- **TASK OBJECTIVE**:
Search the records below for the word "ＴＡＰＳ" and show every line where it occurs.

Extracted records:
********

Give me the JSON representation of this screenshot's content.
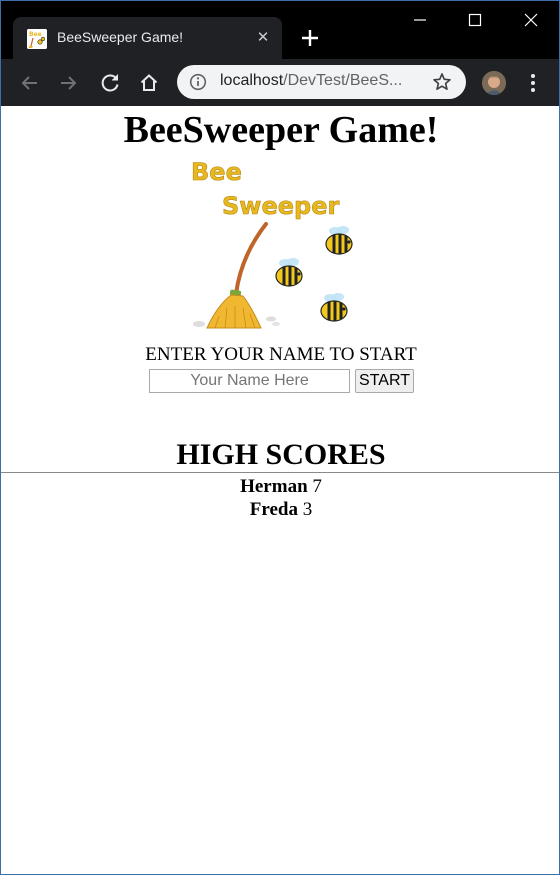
{
  "browser": {
    "tab_title": "BeeSweeper Game!",
    "url_host": "localhost",
    "url_path": "/DevTest/BeeS..."
  },
  "page": {
    "heading": "BeeSweeper Game!",
    "logo_text_line1": "Bee",
    "logo_text_line2": "Sweeper",
    "prompt": "ENTER YOUR NAME TO START",
    "name_placeholder": "Your Name Here",
    "name_value": "",
    "start_label": "START",
    "high_scores_heading": "HIGH SCORES",
    "scores": [
      {
        "name": "Herman",
        "score": "7"
      },
      {
        "name": "Freda",
        "score": "3"
      }
    ]
  },
  "colors": {
    "logo_yellow": "#e8b820",
    "broom_handle": "#c0642a",
    "broom_straw": "#f0b830",
    "bee_yellow": "#f2c81e"
  }
}
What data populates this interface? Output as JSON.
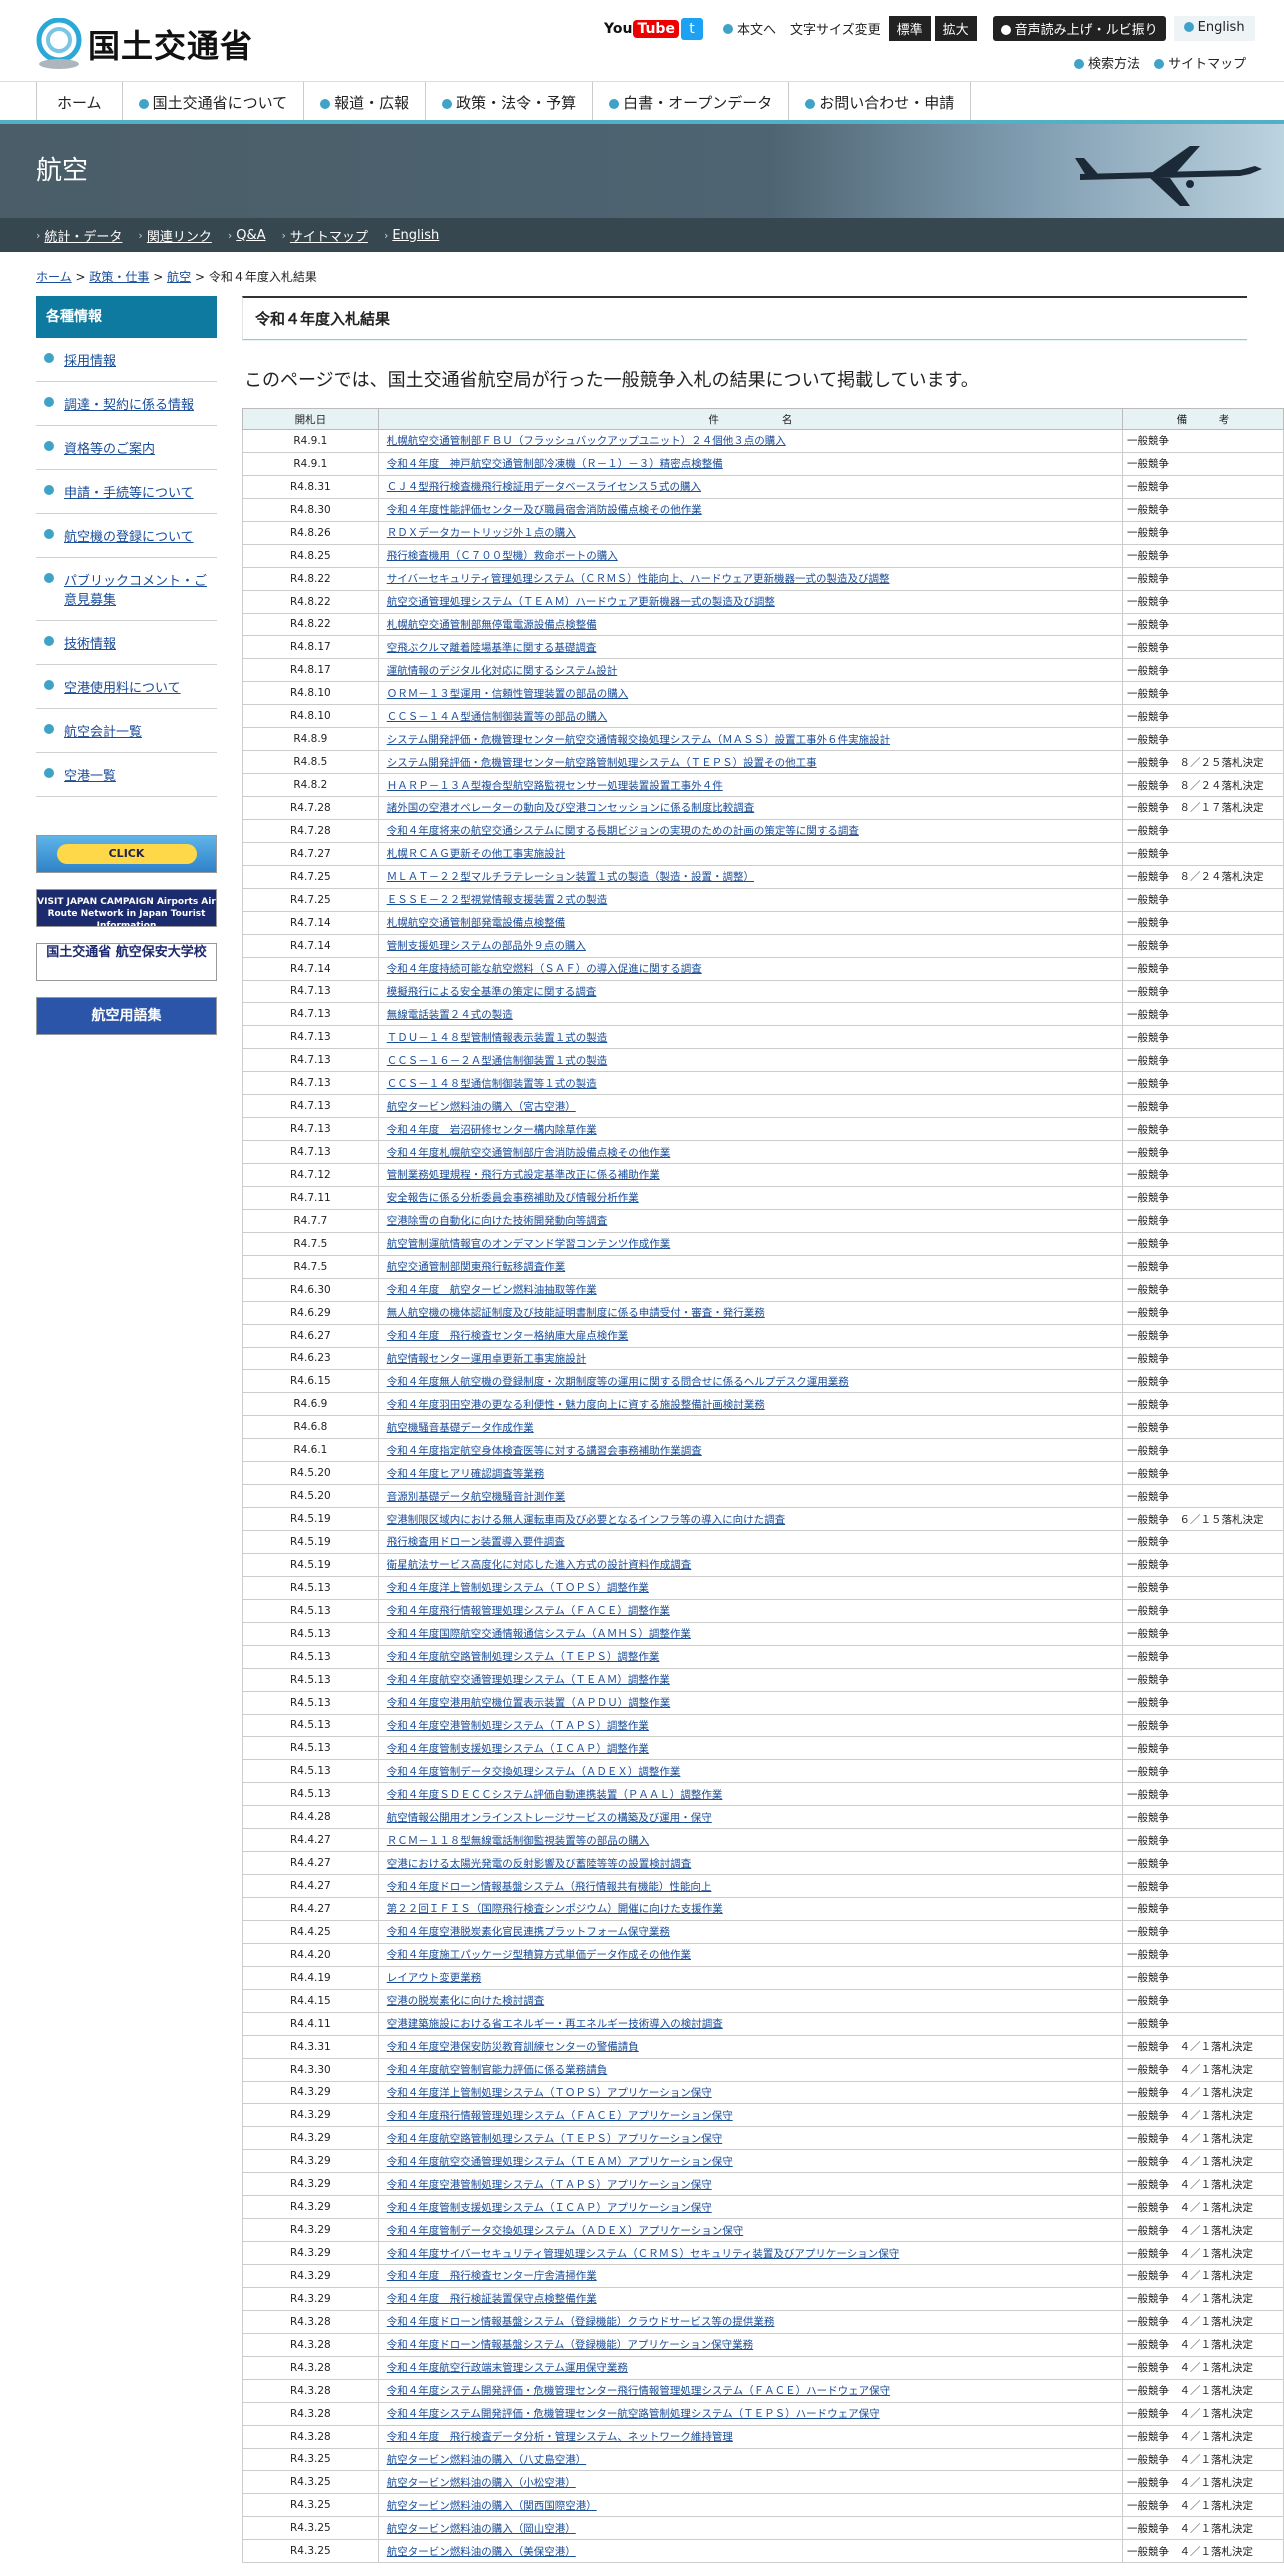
{
  "header": {
    "logo_text": "国土交通省",
    "youtube": "You",
    "youtube_tube": "Tube",
    "twitter": "t",
    "honbun": "本文へ",
    "fontsize": "文字サイズ変更",
    "std": "標準",
    "large": "拡大",
    "voice": "音声読み上げ・ルビ振り",
    "english": "English",
    "search": "検索方法",
    "sitemap": "サイトマップ"
  },
  "gnav": [
    "ホーム",
    "国土交通省について",
    "報道・広報",
    "政策・法令・予算",
    "白書・オープンデータ",
    "お問い合わせ・申請"
  ],
  "banner": {
    "title": "航空"
  },
  "subnav": [
    "統計・データ",
    "関連リンク",
    "Q&A",
    "サイトマップ",
    "English"
  ],
  "crumbs": {
    "home": "ホーム",
    "policy": "政策・仕事",
    "aviation": "航空",
    "current": "令和４年度入札結果",
    "sep": ">"
  },
  "sidebar": {
    "header": "各種情報",
    "items": [
      "採用情報",
      "調達・契約に係る情報",
      "資格等のご案内",
      "申請・手続等について",
      "航空機の登録について",
      "パブリックコメント・ご意見募集",
      "技術情報",
      "空港使用料について",
      "航空会計一覧",
      "空港一覧"
    ],
    "banners": [
      "CLICK",
      "VISIT JAPAN CAMPAIGN Airports Air Route Network in Japan Tourist Information",
      "国土交通省 航空保安大学校",
      "航空用語集"
    ]
  },
  "main": {
    "title": "令和４年度入札結果",
    "intro": "このページでは、国土交通省航空局が行った一般競争入札の結果について掲載しています。",
    "th": [
      "開札日",
      "件　　　　　　名",
      "備　　　考"
    ]
  },
  "rows": [
    [
      "R4.9.1",
      "札幌航空交通管制部ＦＢＵ（フラッシュバックアップユニット）２４個他３点の購入",
      "一般競争"
    ],
    [
      "R4.9.1",
      "令和４年度　神戸航空交通管制部冷凍機（Ｒ－１）－３）精密点検整備",
      "一般競争"
    ],
    [
      "R4.8.31",
      "ＣＪ４型飛行検査機飛行検証用データベースライセンス５式の購入",
      "一般競争"
    ],
    [
      "R4.8.30",
      "令和４年度性能評価センター及び職員宿舎消防設備点検その他作業",
      "一般競争"
    ],
    [
      "R4.8.26",
      "ＲＤＸデータカートリッジ外１点の購入",
      "一般競争"
    ],
    [
      "R4.8.25",
      "飛行検査機用（Ｃ７００型機）救命ボートの購入",
      "一般競争"
    ],
    [
      "R4.8.22",
      "サイバーセキュリティ管理処理システム（ＣＲＭＳ）性能向上、ハードウェア更新機器一式の製造及び調整",
      "一般競争"
    ],
    [
      "R4.8.22",
      "航空交通管理処理システム（ＴＥＡＭ）ハードウェア更新機器一式の製造及び調整",
      "一般競争"
    ],
    [
      "R4.8.22",
      "札幌航空交通管制部無停電電源設備点検整備",
      "一般競争"
    ],
    [
      "R4.8.17",
      "空飛ぶクルマ離着陸場基準に関する基礎調査",
      "一般競争"
    ],
    [
      "R4.8.17",
      "運航情報のデジタル化対応に関するシステム設計",
      "一般競争"
    ],
    [
      "R4.8.10",
      "ＯＲＭ－１３型運用・信頼性管理装置の部品の購入",
      "一般競争"
    ],
    [
      "R4.8.10",
      "ＣＣＳ－１４Ａ型通信制御装置等の部品の購入",
      "一般競争"
    ],
    [
      "R4.8.9",
      "システム開発評価・危機管理センター航空交通情報交換処理システム（ＭＡＳＳ）設置工事外６件実施設計",
      "一般競争"
    ],
    [
      "R4.8.5",
      "システム開発評価・危機管理センター航空路管制処理システム（ＴＥＰＳ）設置その他工事",
      "一般競争　８／２５落札決定"
    ],
    [
      "R4.8.2",
      "ＨＡＲＰ－１３Ａ型複合型航空路監視センサー処理装置設置工事外４件",
      "一般競争　８／２４落札決定"
    ],
    [
      "R4.7.28",
      "諸外国の空港オペレーターの動向及び空港コンセッションに係る制度比較調査",
      "一般競争　８／１７落札決定"
    ],
    [
      "R4.7.28",
      "令和４年度将来の航空交通システムに関する長期ビジョンの実現のための計画の策定等に関する調査",
      "一般競争"
    ],
    [
      "R4.7.27",
      "札幌ＲＣＡＧ更新その他工事実施設計",
      "一般競争"
    ],
    [
      "R4.7.25",
      "ＭＬＡＴ－２２型マルチラテレーション装置１式の製造（製造・設置・調整）",
      "一般競争　８／２４落札決定"
    ],
    [
      "R4.7.25",
      "ＥＳＳＥ－２２型視覚情報支援装置２式の製造",
      "一般競争"
    ],
    [
      "R4.7.14",
      "札幌航空交通管制部発電設備点検整備",
      "一般競争"
    ],
    [
      "R4.7.14",
      "管制支援処理システムの部品外９点の購入",
      "一般競争"
    ],
    [
      "R4.7.14",
      "令和４年度持続可能な航空燃料（ＳＡＦ）の導入促進に関する調査",
      "一般競争"
    ],
    [
      "R4.7.13",
      "模擬飛行による安全基準の策定に関する調査",
      "一般競争"
    ],
    [
      "R4.7.13",
      "無線電話装置２４式の製造",
      "一般競争"
    ],
    [
      "R4.7.13",
      "ＴＤＵ－１４８型管制情報表示装置１式の製造",
      "一般競争"
    ],
    [
      "R4.7.13",
      "ＣＣＳ－１６－２Ａ型通信制御装置１式の製造",
      "一般競争"
    ],
    [
      "R4.7.13",
      "ＣＣＳ－１４８型通信制御装置等１式の製造",
      "一般競争"
    ],
    [
      "R4.7.13",
      "航空タービン燃料油の購入（宮古空港）",
      "一般競争"
    ],
    [
      "R4.7.13",
      "令和４年度　岩沼研修センター構内除草作業",
      "一般競争"
    ],
    [
      "R4.7.13",
      "令和４年度札幌航空交通管制部庁舎消防設備点検その他作業",
      "一般競争"
    ],
    [
      "R4.7.12",
      "管制業務処理規程・飛行方式設定基準改正に係る補助作業",
      "一般競争"
    ],
    [
      "R4.7.11",
      "安全報告に係る分析委員会事務補助及び情報分析作業",
      "一般競争"
    ],
    [
      "R4.7.7",
      "空港除雪の自動化に向けた技術開発動向等調査",
      "一般競争"
    ],
    [
      "R4.7.5",
      "航空管制運航情報官のオンデマンド学習コンテンツ作成作業",
      "一般競争"
    ],
    [
      "R4.7.5",
      "航空交通管制部関東飛行転移調査作業",
      "一般競争"
    ],
    [
      "R4.6.30",
      "令和４年度　航空タービン燃料油抽取等作業",
      "一般競争"
    ],
    [
      "R4.6.29",
      "無人航空機の機体認証制度及び技能証明書制度に係る申請受付・審査・発行業務",
      "一般競争"
    ],
    [
      "R4.6.27",
      "令和４年度　飛行検査センター格納庫大扉点検作業",
      "一般競争"
    ],
    [
      "R4.6.23",
      "航空情報センター運用卓更新工事実施設計",
      "一般競争"
    ],
    [
      "R4.6.15",
      "令和４年度無人航空機の登録制度・次期制度等の運用に関する問合せに係るヘルプデスク運用業務",
      "一般競争"
    ],
    [
      "R4.6.9",
      "令和４年度羽田空港の更なる利便性・魅力度向上に資する施設整備計画検討業務",
      "一般競争"
    ],
    [
      "R4.6.8",
      "航空機騒音基礎データ作成作業",
      "一般競争"
    ],
    [
      "R4.6.1",
      "令和４年度指定航空身体検査医等に対する講習会事務補助作業調査",
      "一般競争"
    ],
    [
      "R4.5.20",
      "令和４年度ヒアリ確認調査等業務",
      "一般競争"
    ],
    [
      "R4.5.20",
      "音源別基礎データ航空機騒音計測作業",
      "一般競争"
    ],
    [
      "R4.5.19",
      "空港制限区域内における無人運転車両及び必要となるインフラ等の導入に向けた調査",
      "一般競争　６／１５落札決定"
    ],
    [
      "R4.5.19",
      "飛行検査用ドローン装置導入要件調査",
      "一般競争"
    ],
    [
      "R4.5.19",
      "衛星航法サービス高度化に対応した進入方式の設計資料作成調査",
      "一般競争"
    ],
    [
      "R4.5.13",
      "令和４年度洋上管制処理システム（ＴＯＰＳ）調整作業",
      "一般競争"
    ],
    [
      "R4.5.13",
      "令和４年度飛行情報管理処理システム（ＦＡＣＥ）調整作業",
      "一般競争"
    ],
    [
      "R4.5.13",
      "令和４年度国際航空交通情報通信システム（ＡＭＨＳ）調整作業",
      "一般競争"
    ],
    [
      "R4.5.13",
      "令和４年度航空路管制処理システム（ＴＥＰＳ）調整作業",
      "一般競争"
    ],
    [
      "R4.5.13",
      "令和４年度航空交通管理処理システム（ＴＥＡＭ）調整作業",
      "一般競争"
    ],
    [
      "R4.5.13",
      "令和４年度空港用航空機位置表示装置（ＡＰＤＵ）調整作業",
      "一般競争"
    ],
    [
      "R4.5.13",
      "令和４年度空港管制処理システム（ＴＡＰＳ）調整作業",
      "一般競争"
    ],
    [
      "R4.5.13",
      "令和４年度管制支援処理システム（ＩＣＡＰ）調整作業",
      "一般競争"
    ],
    [
      "R4.5.13",
      "令和４年度管制データ交換処理システム（ＡＤＥＸ）調整作業",
      "一般競争"
    ],
    [
      "R4.5.13",
      "令和４年度ＳＤＥＣＣシステム評価自動連携装置（ＰＡＡＬ）調整作業",
      "一般競争"
    ],
    [
      "R4.4.28",
      "航空情報公開用オンラインストレージサービスの構築及び運用・保守",
      "一般競争"
    ],
    [
      "R4.4.27",
      "ＲＣＭ－１１８型無線電話制御監視装置等の部品の購入",
      "一般競争"
    ],
    [
      "R4.4.27",
      "空港における太陽光発電の反射影響及び蓄陸等等の設置検討調査",
      "一般競争"
    ],
    [
      "R4.4.27",
      "令和４年度ドローン情報基盤システム（飛行情報共有機能）性能向上",
      "一般競争"
    ],
    [
      "R4.4.27",
      "第２２回ＩＦＩＳ（国際飛行検査シンポジウム）開催に向けた支援作業",
      "一般競争"
    ],
    [
      "R4.4.25",
      "令和４年度空港脱炭素化官民連携プラットフォーム保守業務",
      "一般競争"
    ],
    [
      "R4.4.20",
      "令和４年度施工パッケージ型積算方式単価データ作成その他作業",
      "一般競争"
    ],
    [
      "R4.4.19",
      "レイアウト変更業務",
      "一般競争"
    ],
    [
      "R4.4.15",
      "空港の脱炭素化に向けた検討調査",
      "一般競争"
    ],
    [
      "R4.4.11",
      "空港建築施設における省エネルギー・再エネルギー技術導入の検討調査",
      "一般競争"
    ],
    [
      "R4.3.31",
      "令和４年度空港保安防災教育訓練センターの警備請負",
      "一般競争　４／１落札決定"
    ],
    [
      "R4.3.30",
      "令和４年度航空管制官能力評価に係る業務請負",
      "一般競争　４／１落札決定"
    ],
    [
      "R4.3.29",
      "令和４年度洋上管制処理システム（ＴＯＰＳ）アプリケーション保守",
      "一般競争　４／１落札決定"
    ],
    [
      "R4.3.29",
      "令和４年度飛行情報管理処理システム（ＦＡＣＥ）アプリケーション保守",
      "一般競争　４／１落札決定"
    ],
    [
      "R4.3.29",
      "令和４年度航空路管制処理システム（ＴＥＰＳ）アプリケーション保守",
      "一般競争　４／１落札決定"
    ],
    [
      "R4.3.29",
      "令和４年度航空交通管理処理システム（ＴＥＡＭ）アプリケーション保守",
      "一般競争　４／１落札決定"
    ],
    [
      "R4.3.29",
      "令和４年度空港管制処理システム（ＴＡＰＳ）アプリケーション保守",
      "一般競争　４／１落札決定"
    ],
    [
      "R4.3.29",
      "令和４年度管制支援処理システム（ＩＣＡＰ）アプリケーション保守",
      "一般競争　４／１落札決定"
    ],
    [
      "R4.3.29",
      "令和４年度管制データ交換処理システム（ＡＤＥＸ）アプリケーション保守",
      "一般競争　４／１落札決定"
    ],
    [
      "R4.3.29",
      "令和４年度サイバーセキュリティ管理処理システム（ＣＲＭＳ）セキュリティ装置及びアプリケーション保守",
      "一般競争　４／１落札決定"
    ],
    [
      "R4.3.29",
      "令和４年度　飛行検査センター庁舎清掃作業",
      "一般競争　４／１落札決定"
    ],
    [
      "R4.3.29",
      "令和４年度　飛行検証装置保守点検整備作業",
      "一般競争　４／１落札決定"
    ],
    [
      "R4.3.28",
      "令和４年度ドローン情報基盤システム（登録機能）クラウドサービス等の提供業務",
      "一般競争　４／１落札決定"
    ],
    [
      "R4.3.28",
      "令和４年度ドローン情報基盤システム（登録機能）アプリケーション保守業務",
      "一般競争　４／１落札決定"
    ],
    [
      "R4.3.28",
      "令和４年度航空行政端末管理システム運用保守業務",
      "一般競争　４／１落札決定"
    ],
    [
      "R4.3.28",
      "令和４年度システム開発評価・危機管理センター飛行情報管理処理システム（ＦＡＣＥ）ハードウェア保守",
      "一般競争　４／１落札決定"
    ],
    [
      "R4.3.28",
      "令和４年度システム開発評価・危機管理センター航空路管制処理システム（ＴＥＰＳ）ハードウェア保守",
      "一般競争　４／１落札決定"
    ],
    [
      "R4.3.28",
      "令和４年度　飛行検査データ分析・管理システム、ネットワーク維持管理",
      "一般競争　４／１落札決定"
    ],
    [
      "R4.3.25",
      "航空タービン燃料油の購入（八丈島空港）",
      "一般競争　４／１落札決定"
    ],
    [
      "R4.3.25",
      "航空タービン燃料油の購入（小松空港）",
      "一般競争　４／１落札決定"
    ],
    [
      "R4.3.25",
      "航空タービン燃料油の購入（関西国際空港）",
      "一般競争　４／１落札決定"
    ],
    [
      "R4.3.25",
      "航空タービン燃料油の購入（岡山空港）",
      "一般競争　４／１落札決定"
    ],
    [
      "R4.3.25",
      "航空タービン燃料油の購入（美保空港）",
      "一般競争　４／１落札決定"
    ]
  ]
}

********

- **SOLUTION FOR THIS PROBLEM**:
      "令和４年度空港管制処理システム（ＴＡＰＳ）調整作業",
      "令和４年度空港管制処理システム（ＴＡＰＳ）アプリケーション保守",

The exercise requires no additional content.